→ Description of the task
All entries must be repeated exactly; do not include the pictures.

→ Supplied records
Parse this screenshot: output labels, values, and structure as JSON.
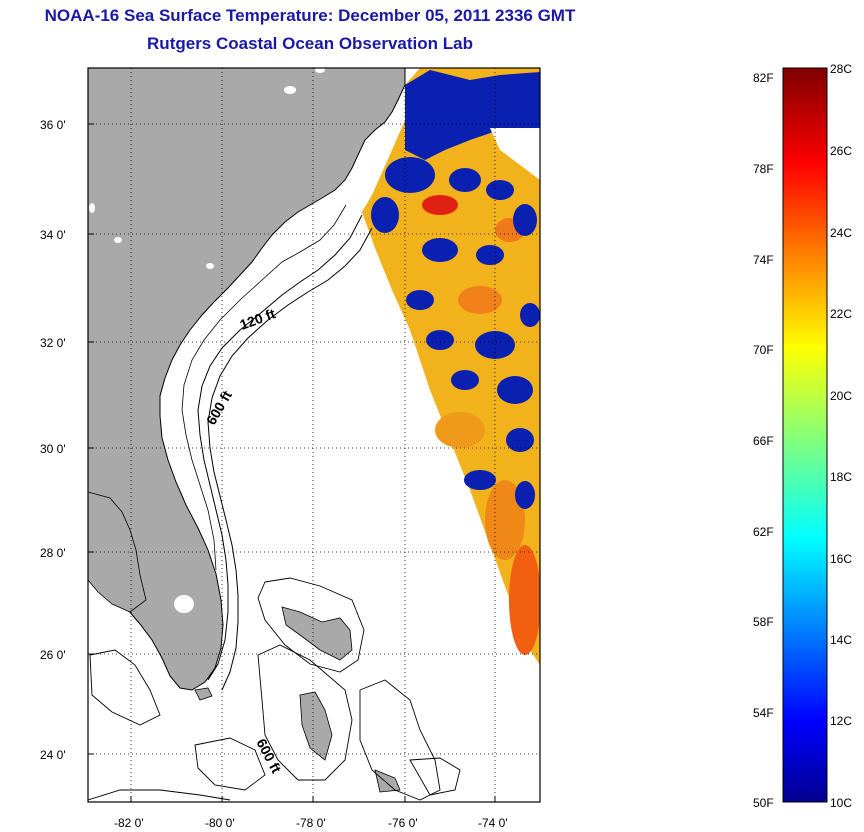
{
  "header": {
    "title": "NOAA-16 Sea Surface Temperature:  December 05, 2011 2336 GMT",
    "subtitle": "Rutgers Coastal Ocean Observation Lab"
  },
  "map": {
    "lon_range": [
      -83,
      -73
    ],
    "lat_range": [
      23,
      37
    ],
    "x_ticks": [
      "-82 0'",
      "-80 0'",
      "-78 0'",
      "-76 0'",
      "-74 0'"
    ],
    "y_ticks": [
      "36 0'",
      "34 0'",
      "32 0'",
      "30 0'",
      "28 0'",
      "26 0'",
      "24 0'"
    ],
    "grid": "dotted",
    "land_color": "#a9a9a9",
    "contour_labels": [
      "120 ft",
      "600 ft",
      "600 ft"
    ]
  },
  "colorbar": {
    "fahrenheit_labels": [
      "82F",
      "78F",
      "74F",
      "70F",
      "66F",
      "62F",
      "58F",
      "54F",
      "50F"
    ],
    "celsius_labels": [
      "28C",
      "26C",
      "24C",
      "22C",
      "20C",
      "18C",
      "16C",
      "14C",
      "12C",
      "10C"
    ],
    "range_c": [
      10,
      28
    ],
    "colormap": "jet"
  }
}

→ Solution to the problem
Parse this screenshot: output labels, values, and structure as JSON.
{
  "header": {
    "title": "NOAA-16 Sea Surface Temperature:  December 05, 2011 2336 GMT",
    "subtitle": "Rutgers Coastal Ocean Observation Lab"
  },
  "map": {
    "lon_range": [
      -83,
      -73
    ],
    "lat_range": [
      23,
      37
    ],
    "x_ticks": [
      "-82 0'",
      "-80 0'",
      "-78 0'",
      "-76 0'",
      "-74 0'"
    ],
    "y_ticks": [
      "36 0'",
      "34 0'",
      "32 0'",
      "30 0'",
      "28 0'",
      "26 0'",
      "24 0'"
    ],
    "grid": "dotted",
    "land_color": "#a9a9a9",
    "contour_labels": [
      "120 ft",
      "600 ft",
      "600 ft"
    ]
  },
  "colorbar": {
    "fahrenheit_labels": [
      "82F",
      "78F",
      "74F",
      "70F",
      "66F",
      "62F",
      "58F",
      "54F",
      "50F"
    ],
    "celsius_labels": [
      "28C",
      "26C",
      "24C",
      "22C",
      "20C",
      "18C",
      "16C",
      "14C",
      "12C",
      "10C"
    ],
    "range_c": [
      10,
      28
    ],
    "colormap": "jet"
  }
}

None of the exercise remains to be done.